[BEGIN GIVEN TEXT]
This is reinforced by the bankers’ assumption that the client has left the money on deposit untouched in order to earn as much interest as possible – which is often what legitimate depositors do with such accounts.
Client money accounts (CMAs)
Client money accounts are used by professionals, such as lawyers and accountants, to deposit funds that are actually the property of their clients. This is often referred to as funds being beneficially owned by the underlying client.
Client money accounts present a particular danger where the professional in whose name the client money account is held is not regulated for money laundering purposes. In this situation the professional may not always use the highest standard of controls and so there is the possibility that criminals will use this weakness as an easy gateway into the system.
This is because the client can place funds into an account without necessarily providing evidence of his or her own identity.
Case Study
Criminal sends a payment to a solicitor’s client account ‘In error’ (perhaps even pays in cash)
Criminal asks for the money back.
Solicitor’s bank sends the money to the criminal account
Receiving bank likely to be happy – the source of funds is a solicitor.
The risks associated with client accounts are increased when the professionals claim ‘legal privilege’.
Bank safety deposit boxes
Safety deposit facilities can be used by criminals:to store securely actual assets such as cash or bearer shares that represent the benefit derived from their crimes, or
to store evidence of the existence of assets derived from crime, such as details of numbered accounts or passbooks.
Wire transfers
Many money laundering investigations have shown that wire transfers are part of the stock-in-trade of money launderers, because they:
quickly and effectively facilitate cross-border movements of money, and
make such money more difficult to trace.
Correspondent bank accounts
The USA PATRIOT Act imposed significant changes on correspondent banking practices conducted by US banking institutions, including:
the prohibition on entering into correspondent relationships with foreign shell banks (defined as banks with neither a physical presence in any country nor an appropriate affiliation with a regulated, non-shell bank) and`
the following of reasonable steps to ensure that correspondent accounts held by foreign banks are not being used to provide banking services indirectly to foreign shell banks.
Omnibus accounts
Generally omnibus accounts are used where one financial institution, usually a bank, places pooled money (belonging to a number of underlying customers) on a fiduciary deposit with another banking institution. This type of account is seen as low risk where the depositing bank is effectively regulated in its home jurisdiction for money laundering purposes.
Bank bills
Bank bills are bills of exchange issued or accepted by banks, and recognised as orders to pay specified amounts to the holders of the bills either:
at a set date in the future – time drafts, or
on presentation of the bill – sight drafts.
Such bills or drafts are often used in money laundering schemes because:
they break the money trail, and
the small physical size of high denomination bank bills makes it easier carry funds across borders.
Credit cards
Credit card bills can then be paid using criminally derived money that has been deposited in banks other than the card issuing bank. Sometimes criminals pay more criminally derived money into the card account, bringing it into a credit position, and then use the card to pay for legitimate goods and services.
A common practice is for over-obliging corporate service providers (CSPs) to arrange for credit cards to be issued to underlying clients in the name of companies on the back of references provided by the CSPs to banks or credit card companies.
[END GIVEN TEXT]
[BEGIN DATA SUPPLIED]
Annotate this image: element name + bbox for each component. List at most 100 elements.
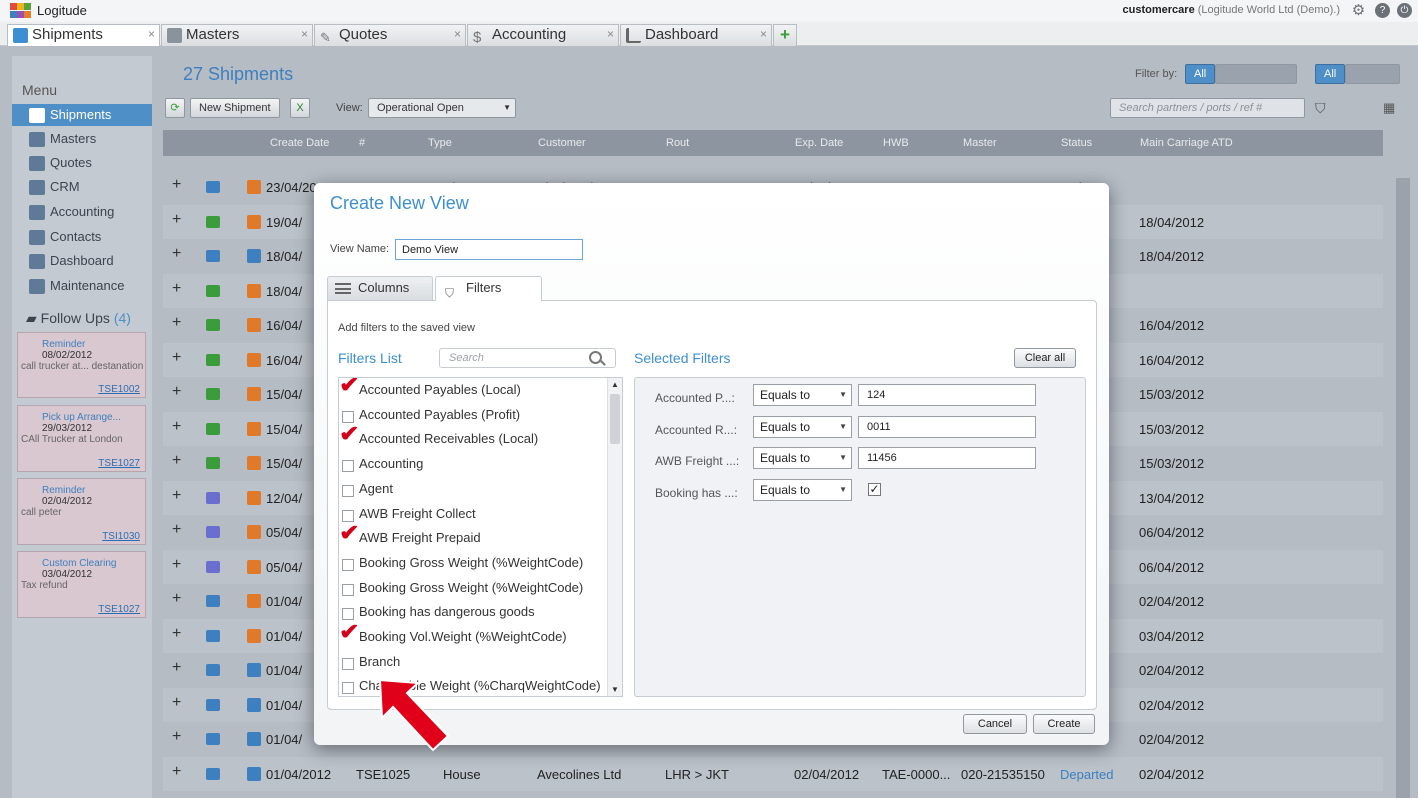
scroll-up-icon[interactable]: ▲ [611,380,619,389]
column-header[interactable]: Main Carriage ATD [1140,137,1233,149]
filter-list-item[interactable]: Accounting [339,452,607,476]
close-icon[interactable]: × [301,24,308,44]
add-tab-button[interactable]: + [773,24,797,46]
expand-row-icon[interactable]: + [172,763,181,781]
filters-list-scrollbar[interactable]: ▲ ▼ [607,378,622,696]
scroll-down-icon[interactable]: ▼ [611,685,619,694]
filter-list-item[interactable]: Agent [339,477,607,501]
search-icon[interactable] [589,351,602,364]
tab-columns[interactable]: Columns [327,276,433,300]
sidebar-item-shipments[interactable]: Shipments [12,104,152,126]
column-header[interactable]: HWB [883,137,909,149]
followup-card[interactable]: Reminder 08/02/2012 call trucker at... d… [17,332,146,398]
filter-list-item[interactable]: ✔ AWB Freight Prepaid [339,522,607,550]
column-header[interactable]: Type [428,137,452,149]
view-select[interactable]: Operational Open ▼ [368,98,516,118]
expand-row-icon[interactable]: + [172,625,181,643]
tab-quotes[interactable]: ✎ Quotes × [314,24,466,46]
filter-value-input[interactable]: 0011 [858,415,1036,438]
partners-search-input[interactable]: Search partners / ports / ref # [1110,98,1305,118]
sidebar-item-accounting[interactable]: Accounting [12,201,152,223]
filter-value-input[interactable]: 11456 [858,447,1036,470]
filter-list-item[interactable]: Branch [339,650,607,674]
filter-list-item[interactable]: ✔ Accounted Payables (Local) [339,378,607,402]
operator-select[interactable]: Equals to ▼ [753,415,852,438]
clear-all-button[interactable]: Clear all [1014,348,1076,368]
grid-scrollbar[interactable] [1396,178,1410,798]
filter-checkbox[interactable] [342,484,354,497]
followup-card[interactable]: Reminder 02/04/2012 call peter TSI1030 [17,478,146,545]
expand-row-icon[interactable]: + [172,590,181,608]
expand-row-icon[interactable]: + [172,452,181,470]
view-mode-buttons[interactable] [1345,64,1400,84]
operator-select[interactable]: Equals to ▼ [753,479,852,502]
value-checkbox[interactable]: ✓ [868,483,881,497]
close-icon[interactable]: × [607,24,614,44]
filter-checkbox[interactable] [342,583,354,596]
gear-icon[interactable]: ⚙ [1351,3,1366,18]
columns-icon[interactable]: ▦ [1383,100,1395,116]
followup-ref-link[interactable]: TSE1027 [98,458,140,469]
filter-list-item[interactable]: Accounted Payables (Profit) [339,403,607,427]
column-header[interactable]: Master [963,137,997,149]
filter-list-item[interactable]: Booking Gross Weight (%WeightCode) [339,576,607,600]
followup-ref-link[interactable]: TSE1002 [98,384,140,395]
followup-ref-link[interactable]: TSE1027 [98,604,140,615]
expand-row-icon[interactable]: + [172,521,181,539]
expand-row-icon[interactable]: + [172,418,181,436]
funnel-icon[interactable]: ⛉ [1315,100,1326,117]
column-header[interactable]: Customer [538,137,586,149]
filter-checkbox[interactable] [342,558,354,571]
cell-number[interactable]: TSE1025 [356,767,410,782]
expand-row-icon[interactable]: + [172,728,181,746]
checkmark-icon[interactable]: ✔ [339,423,359,445]
filter-mode-buttons[interactable] [1215,64,1297,84]
sidebar-item-crm[interactable]: CRM [12,176,152,198]
view-name-input[interactable] [395,239,583,260]
filter-list-item[interactable]: ✔ Booking Vol.Weight (%WeightCode) [339,621,607,649]
filter-checkbox[interactable] [342,682,354,695]
checkmark-icon[interactable]: ✔ [339,522,359,544]
column-header[interactable]: # [359,137,365,149]
sidebar-item-quotes[interactable]: Quotes [12,152,152,174]
filter-list-item[interactable]: Booking has dangerous goods [339,600,607,624]
tab-shipments[interactable]: Shipments × [7,24,160,47]
expand-row-icon[interactable]: + [172,694,181,712]
operator-select[interactable]: Equals to ▼ [753,447,852,470]
column-header[interactable]: Exp. Date [795,137,843,149]
scroll-thumb[interactable] [610,394,620,444]
excel-export-icon[interactable]: X [290,98,310,118]
expand-row-icon[interactable]: + [172,659,181,677]
sidebar-item-dashboard[interactable]: Dashboard [12,250,152,272]
tab-accounting[interactable]: $ Accounting × [467,24,619,46]
refresh-icon[interactable]: ⟳ [165,98,185,118]
followup-ref-link[interactable]: TSI1030 [102,531,140,542]
followups-header[interactable]: ▰ Follow Ups (4) [26,310,131,327]
tab-dashboard[interactable]: Dashboard × [620,24,772,46]
filter-checkbox[interactable] [342,657,354,670]
column-header[interactable]: Rout [666,137,689,149]
filter-value-input[interactable]: 124 [858,384,1036,406]
power-icon[interactable]: ⏻ [1397,3,1412,18]
tab-masters[interactable]: Masters × [161,24,313,46]
help-icon[interactable]: ? [1375,3,1390,18]
column-header[interactable]: Create Date [270,137,329,149]
expand-row-icon[interactable]: + [172,487,181,505]
column-header[interactable]: Status [1061,137,1092,149]
expand-row-icon[interactable]: + [172,176,181,194]
table-row[interactable]: +01/04/2012 TSE1025 House Avecolines Ltd LHR… [163,756,1383,791]
followup-card[interactable]: Pick up Arrange... 29/03/2012 CAll Truck… [17,405,146,472]
view-all-button[interactable]: All [1315,64,1346,84]
close-icon[interactable]: × [760,24,767,44]
tab-filters[interactable]: ⛉ Filters [435,276,542,301]
checkmark-icon[interactable]: ✔ [339,378,359,396]
filter-checkbox[interactable] [342,460,354,473]
filter-list-item[interactable]: Booking Gross Weight (%WeightCode) [339,551,607,575]
sidebar-item-maintenance[interactable]: Maintenance [12,275,152,297]
table-row[interactable]: +01/04/2012TSE1024HouseAlexis Ltd.LHR > … [163,791,1383,798]
followup-card[interactable]: Custom Clearing 03/04/2012 Tax refund TS… [17,551,146,618]
expand-row-icon[interactable]: + [172,556,181,574]
expand-row-icon[interactable]: + [172,211,181,229]
expand-row-icon[interactable]: + [172,314,181,332]
expand-row-icon[interactable]: + [172,383,181,401]
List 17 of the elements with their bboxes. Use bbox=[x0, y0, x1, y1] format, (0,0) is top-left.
[END DATA SUPPLIED]
_WRITTEN INSTRUCTION A_
According to the money laundering passage, what are sight drafts?
_WRITTEN INSTRUCTION B_
From the listing, provide the lines from the line with "scroll-up-icon[interactable]: ▲ [611,380,619,389]" to the line with "sidebar-item-shipments[interactable]: Shipments [12,104,152,126]" as a JSON list of strings, one string per line, leaving out blank lines.
The money laundering passage and the listing are unrelated material.

_RESPONSE A_
Bank bills payable on presentation of the bill.

_RESPONSE B_
[
  "scroll-up-icon[interactable]: ▲ [611,380,619,389]",
  "column-header[interactable]: Main Carriage ATD [1140,137,1233,149]",
  "filter-list-item[interactable]: Accounting [339,452,607,476]",
  "close-icon[interactable]: × [301,24,308,44]",
  "add-tab-button[interactable]: + [773,24,797,46]",
  "expand-row-icon[interactable]: + [172,763,181,781]",
  "filters-list-scrollbar[interactable]: ▲ ▼ [607,378,622,696]",
  "scroll-down-icon[interactable]: ▼ [611,685,619,694]",
  "filter-list-item[interactable]: Agent [339,477,607,501]",
  "search-icon[interactable] [589,351,602,364]",
  "tab-columns[interactable]: Columns [327,276,433,300]",
  "sidebar-item-shipments[interactable]: Shipments [12,104,152,126]"
]